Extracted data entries
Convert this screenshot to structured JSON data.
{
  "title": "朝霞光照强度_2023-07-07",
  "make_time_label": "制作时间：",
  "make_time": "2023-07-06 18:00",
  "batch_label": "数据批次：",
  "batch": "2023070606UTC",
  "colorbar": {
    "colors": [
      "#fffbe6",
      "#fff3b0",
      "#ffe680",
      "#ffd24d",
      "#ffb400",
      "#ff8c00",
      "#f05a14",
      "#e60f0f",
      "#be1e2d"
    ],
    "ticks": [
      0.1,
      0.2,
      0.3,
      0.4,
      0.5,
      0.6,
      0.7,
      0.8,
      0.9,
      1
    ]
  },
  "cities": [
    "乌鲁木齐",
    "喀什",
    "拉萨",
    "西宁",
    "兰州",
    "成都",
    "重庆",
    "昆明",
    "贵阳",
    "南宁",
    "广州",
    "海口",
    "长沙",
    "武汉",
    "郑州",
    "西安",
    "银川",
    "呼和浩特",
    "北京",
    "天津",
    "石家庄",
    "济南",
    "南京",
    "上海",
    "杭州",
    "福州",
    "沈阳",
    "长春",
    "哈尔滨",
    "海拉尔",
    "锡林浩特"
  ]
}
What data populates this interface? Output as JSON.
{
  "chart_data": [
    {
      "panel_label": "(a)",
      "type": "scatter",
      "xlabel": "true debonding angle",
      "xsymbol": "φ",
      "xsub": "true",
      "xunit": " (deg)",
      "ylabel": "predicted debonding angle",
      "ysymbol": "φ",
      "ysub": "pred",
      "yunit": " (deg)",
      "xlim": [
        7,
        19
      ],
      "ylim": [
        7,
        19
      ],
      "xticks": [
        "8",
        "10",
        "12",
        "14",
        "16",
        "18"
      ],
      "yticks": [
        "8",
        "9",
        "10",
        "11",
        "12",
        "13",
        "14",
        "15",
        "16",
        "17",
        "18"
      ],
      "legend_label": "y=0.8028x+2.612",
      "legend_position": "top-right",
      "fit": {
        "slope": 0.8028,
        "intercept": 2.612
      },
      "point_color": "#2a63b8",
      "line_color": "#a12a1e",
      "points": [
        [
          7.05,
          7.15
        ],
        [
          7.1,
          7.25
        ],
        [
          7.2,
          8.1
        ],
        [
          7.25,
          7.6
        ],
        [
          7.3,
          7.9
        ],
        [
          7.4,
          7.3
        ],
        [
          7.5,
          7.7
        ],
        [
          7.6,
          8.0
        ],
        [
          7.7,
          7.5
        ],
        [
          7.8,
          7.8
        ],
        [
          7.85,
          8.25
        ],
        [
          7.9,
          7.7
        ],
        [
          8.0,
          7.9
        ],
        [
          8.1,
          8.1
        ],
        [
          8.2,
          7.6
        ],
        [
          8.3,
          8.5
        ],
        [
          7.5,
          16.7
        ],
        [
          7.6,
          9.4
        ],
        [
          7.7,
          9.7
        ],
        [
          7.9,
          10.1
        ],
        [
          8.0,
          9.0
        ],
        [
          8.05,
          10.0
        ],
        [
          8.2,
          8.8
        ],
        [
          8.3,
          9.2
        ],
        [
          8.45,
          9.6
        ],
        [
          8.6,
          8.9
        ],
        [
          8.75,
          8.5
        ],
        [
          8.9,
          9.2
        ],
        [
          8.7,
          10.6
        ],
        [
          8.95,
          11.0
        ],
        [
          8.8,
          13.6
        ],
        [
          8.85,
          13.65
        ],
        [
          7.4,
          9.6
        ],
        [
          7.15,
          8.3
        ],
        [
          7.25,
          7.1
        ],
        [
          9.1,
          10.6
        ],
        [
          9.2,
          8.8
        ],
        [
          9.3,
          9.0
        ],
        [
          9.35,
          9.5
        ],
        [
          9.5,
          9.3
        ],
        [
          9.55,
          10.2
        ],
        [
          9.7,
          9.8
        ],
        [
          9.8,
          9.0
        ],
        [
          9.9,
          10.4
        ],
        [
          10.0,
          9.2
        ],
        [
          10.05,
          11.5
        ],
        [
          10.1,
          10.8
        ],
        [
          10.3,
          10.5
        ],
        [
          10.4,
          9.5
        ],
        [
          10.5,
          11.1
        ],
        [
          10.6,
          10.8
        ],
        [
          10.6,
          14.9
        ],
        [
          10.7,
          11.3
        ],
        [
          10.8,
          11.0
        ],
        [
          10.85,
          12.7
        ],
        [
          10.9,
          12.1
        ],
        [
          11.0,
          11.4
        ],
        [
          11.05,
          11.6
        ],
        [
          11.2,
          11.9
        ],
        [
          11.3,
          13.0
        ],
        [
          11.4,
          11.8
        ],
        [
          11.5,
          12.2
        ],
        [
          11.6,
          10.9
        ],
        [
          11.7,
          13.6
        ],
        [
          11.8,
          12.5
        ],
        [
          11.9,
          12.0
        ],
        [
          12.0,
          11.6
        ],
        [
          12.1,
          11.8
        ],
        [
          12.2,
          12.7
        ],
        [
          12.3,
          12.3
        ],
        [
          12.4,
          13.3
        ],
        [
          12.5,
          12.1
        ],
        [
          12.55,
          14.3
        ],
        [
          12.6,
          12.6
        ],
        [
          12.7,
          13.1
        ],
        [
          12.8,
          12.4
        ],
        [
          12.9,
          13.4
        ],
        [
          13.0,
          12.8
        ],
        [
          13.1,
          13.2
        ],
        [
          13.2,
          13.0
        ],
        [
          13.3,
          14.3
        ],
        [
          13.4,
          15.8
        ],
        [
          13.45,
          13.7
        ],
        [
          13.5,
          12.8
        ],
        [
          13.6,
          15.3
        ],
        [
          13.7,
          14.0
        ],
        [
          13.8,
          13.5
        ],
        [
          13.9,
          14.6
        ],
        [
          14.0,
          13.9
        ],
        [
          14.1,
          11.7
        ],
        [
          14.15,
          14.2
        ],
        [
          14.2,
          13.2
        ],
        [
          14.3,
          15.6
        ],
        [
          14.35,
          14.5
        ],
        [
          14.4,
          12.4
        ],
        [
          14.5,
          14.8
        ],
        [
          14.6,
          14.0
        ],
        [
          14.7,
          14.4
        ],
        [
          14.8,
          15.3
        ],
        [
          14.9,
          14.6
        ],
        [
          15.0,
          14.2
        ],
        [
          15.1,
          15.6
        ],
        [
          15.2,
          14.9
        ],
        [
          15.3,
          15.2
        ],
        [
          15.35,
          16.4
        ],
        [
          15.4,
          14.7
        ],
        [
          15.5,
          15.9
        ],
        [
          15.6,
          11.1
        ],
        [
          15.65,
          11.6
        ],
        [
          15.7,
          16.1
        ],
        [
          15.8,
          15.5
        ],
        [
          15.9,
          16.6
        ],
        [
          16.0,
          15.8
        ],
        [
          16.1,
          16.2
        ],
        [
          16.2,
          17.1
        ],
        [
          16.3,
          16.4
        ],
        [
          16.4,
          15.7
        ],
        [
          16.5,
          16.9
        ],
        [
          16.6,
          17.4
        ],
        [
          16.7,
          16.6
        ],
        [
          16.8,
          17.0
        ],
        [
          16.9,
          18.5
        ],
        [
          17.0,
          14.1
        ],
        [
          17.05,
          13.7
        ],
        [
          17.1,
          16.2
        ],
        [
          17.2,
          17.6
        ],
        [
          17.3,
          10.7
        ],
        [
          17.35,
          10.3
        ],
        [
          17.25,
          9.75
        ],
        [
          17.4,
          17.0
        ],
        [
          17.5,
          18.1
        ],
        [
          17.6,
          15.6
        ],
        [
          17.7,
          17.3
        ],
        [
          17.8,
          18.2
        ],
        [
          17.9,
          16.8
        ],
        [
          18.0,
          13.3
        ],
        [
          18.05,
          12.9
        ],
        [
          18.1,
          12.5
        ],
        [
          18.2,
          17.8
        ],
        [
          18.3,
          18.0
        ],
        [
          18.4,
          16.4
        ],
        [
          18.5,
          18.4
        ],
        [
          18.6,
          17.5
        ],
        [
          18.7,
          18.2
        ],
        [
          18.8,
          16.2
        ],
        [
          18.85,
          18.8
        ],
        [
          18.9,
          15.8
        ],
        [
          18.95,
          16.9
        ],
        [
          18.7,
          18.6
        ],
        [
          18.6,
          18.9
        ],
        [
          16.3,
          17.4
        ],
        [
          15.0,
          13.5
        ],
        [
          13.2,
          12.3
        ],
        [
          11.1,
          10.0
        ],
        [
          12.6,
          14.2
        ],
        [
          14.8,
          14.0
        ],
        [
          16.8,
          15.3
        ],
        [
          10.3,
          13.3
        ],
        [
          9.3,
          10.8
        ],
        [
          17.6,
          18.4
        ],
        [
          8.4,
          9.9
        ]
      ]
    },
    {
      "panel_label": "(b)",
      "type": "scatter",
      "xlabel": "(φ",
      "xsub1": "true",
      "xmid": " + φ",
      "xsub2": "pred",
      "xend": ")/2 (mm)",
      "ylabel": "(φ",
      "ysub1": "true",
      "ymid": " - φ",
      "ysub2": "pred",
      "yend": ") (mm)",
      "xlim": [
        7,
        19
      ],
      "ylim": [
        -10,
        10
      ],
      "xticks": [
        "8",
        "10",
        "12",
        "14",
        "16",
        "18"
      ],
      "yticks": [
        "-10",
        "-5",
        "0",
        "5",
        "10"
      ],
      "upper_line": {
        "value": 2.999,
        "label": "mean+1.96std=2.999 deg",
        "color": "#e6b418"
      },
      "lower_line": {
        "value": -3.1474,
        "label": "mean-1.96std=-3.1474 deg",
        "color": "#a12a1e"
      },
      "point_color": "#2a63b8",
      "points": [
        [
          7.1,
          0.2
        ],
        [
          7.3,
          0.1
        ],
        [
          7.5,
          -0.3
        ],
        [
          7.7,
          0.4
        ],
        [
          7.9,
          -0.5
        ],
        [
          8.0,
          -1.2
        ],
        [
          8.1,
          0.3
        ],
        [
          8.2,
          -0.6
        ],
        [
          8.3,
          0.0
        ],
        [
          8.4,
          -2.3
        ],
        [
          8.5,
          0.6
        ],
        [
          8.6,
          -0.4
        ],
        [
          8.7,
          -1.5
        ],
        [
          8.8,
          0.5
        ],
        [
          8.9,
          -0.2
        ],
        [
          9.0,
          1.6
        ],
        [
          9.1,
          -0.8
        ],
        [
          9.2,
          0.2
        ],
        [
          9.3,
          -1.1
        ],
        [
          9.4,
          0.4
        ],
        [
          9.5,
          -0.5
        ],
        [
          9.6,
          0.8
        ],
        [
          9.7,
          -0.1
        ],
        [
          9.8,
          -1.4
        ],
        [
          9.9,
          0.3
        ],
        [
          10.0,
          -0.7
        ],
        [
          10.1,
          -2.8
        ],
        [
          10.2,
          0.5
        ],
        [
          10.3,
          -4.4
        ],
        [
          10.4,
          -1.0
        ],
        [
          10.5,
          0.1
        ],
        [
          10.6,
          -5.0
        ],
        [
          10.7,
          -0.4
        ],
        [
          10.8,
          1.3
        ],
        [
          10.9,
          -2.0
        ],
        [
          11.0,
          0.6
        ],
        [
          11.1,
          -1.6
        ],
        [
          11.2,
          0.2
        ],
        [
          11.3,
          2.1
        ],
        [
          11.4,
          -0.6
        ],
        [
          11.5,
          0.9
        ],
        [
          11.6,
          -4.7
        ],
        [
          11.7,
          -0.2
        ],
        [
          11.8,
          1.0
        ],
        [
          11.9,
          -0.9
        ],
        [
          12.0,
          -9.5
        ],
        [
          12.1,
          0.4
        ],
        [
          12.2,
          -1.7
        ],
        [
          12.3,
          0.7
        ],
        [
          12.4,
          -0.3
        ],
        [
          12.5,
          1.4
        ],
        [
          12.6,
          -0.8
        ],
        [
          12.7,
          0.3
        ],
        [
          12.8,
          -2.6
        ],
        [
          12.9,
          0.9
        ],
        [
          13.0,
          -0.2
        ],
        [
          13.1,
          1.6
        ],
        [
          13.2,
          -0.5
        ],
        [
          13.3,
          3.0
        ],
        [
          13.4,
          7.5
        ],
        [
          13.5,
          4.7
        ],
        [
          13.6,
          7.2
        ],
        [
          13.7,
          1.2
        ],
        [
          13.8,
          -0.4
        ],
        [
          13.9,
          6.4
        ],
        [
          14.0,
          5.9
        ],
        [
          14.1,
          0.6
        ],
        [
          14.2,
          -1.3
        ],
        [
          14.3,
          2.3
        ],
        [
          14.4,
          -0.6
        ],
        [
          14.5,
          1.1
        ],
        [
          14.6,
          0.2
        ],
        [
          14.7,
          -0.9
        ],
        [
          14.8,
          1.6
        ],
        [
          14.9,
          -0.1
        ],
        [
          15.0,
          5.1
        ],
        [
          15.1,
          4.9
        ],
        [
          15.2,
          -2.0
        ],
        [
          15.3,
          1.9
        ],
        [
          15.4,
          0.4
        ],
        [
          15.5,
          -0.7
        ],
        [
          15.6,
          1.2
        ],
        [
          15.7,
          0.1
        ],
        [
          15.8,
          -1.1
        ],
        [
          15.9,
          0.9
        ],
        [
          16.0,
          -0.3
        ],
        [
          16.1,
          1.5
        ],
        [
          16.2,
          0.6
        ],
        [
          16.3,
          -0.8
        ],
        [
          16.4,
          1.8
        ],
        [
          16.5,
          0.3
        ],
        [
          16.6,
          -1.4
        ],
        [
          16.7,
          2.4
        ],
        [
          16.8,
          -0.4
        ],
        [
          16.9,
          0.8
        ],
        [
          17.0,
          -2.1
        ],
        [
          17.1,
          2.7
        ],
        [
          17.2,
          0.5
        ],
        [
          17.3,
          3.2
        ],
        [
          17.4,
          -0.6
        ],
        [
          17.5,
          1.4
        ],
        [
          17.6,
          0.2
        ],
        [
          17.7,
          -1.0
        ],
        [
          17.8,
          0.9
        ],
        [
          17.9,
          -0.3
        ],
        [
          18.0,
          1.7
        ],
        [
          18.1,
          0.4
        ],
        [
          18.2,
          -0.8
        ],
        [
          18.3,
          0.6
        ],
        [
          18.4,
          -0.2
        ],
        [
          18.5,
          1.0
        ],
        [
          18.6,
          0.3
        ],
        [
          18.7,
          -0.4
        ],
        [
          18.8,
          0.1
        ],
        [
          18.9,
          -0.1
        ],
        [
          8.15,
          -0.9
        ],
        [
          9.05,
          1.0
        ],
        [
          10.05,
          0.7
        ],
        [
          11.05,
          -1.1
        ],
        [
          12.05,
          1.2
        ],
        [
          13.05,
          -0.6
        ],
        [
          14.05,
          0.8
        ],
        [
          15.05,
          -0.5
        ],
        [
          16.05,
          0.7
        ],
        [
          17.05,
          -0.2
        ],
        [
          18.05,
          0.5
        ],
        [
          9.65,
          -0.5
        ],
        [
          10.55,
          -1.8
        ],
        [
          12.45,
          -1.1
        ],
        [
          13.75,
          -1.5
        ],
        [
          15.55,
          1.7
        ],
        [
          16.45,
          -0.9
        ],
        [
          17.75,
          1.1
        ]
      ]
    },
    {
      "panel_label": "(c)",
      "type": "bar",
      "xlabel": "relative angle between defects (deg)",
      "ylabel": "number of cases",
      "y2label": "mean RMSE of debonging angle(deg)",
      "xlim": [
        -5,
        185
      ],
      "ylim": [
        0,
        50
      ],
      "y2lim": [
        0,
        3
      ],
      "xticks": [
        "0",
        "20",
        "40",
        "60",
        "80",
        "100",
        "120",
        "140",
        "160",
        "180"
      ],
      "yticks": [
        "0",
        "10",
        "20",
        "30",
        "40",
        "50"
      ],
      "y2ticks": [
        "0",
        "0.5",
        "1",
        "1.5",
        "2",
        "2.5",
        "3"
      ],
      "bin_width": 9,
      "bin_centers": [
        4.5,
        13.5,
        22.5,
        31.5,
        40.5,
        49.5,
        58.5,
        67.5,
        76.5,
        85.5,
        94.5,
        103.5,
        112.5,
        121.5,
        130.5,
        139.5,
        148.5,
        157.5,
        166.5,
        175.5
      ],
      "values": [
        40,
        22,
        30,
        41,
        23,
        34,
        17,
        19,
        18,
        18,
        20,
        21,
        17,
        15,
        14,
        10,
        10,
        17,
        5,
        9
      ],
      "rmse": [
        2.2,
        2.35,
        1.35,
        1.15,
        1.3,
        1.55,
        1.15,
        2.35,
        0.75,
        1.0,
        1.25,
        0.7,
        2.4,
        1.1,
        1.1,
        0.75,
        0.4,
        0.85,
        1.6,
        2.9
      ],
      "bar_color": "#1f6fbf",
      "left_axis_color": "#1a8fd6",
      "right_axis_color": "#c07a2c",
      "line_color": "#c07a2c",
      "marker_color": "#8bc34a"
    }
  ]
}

• **EXERCISE**:
Each line that has the word "ylabel" should be copied.

• **WORKED SOLUTION**:
      "ylabel": "predicted debonding angle",
      "ylabel": "(φ",
      "ylabel": "number of cases",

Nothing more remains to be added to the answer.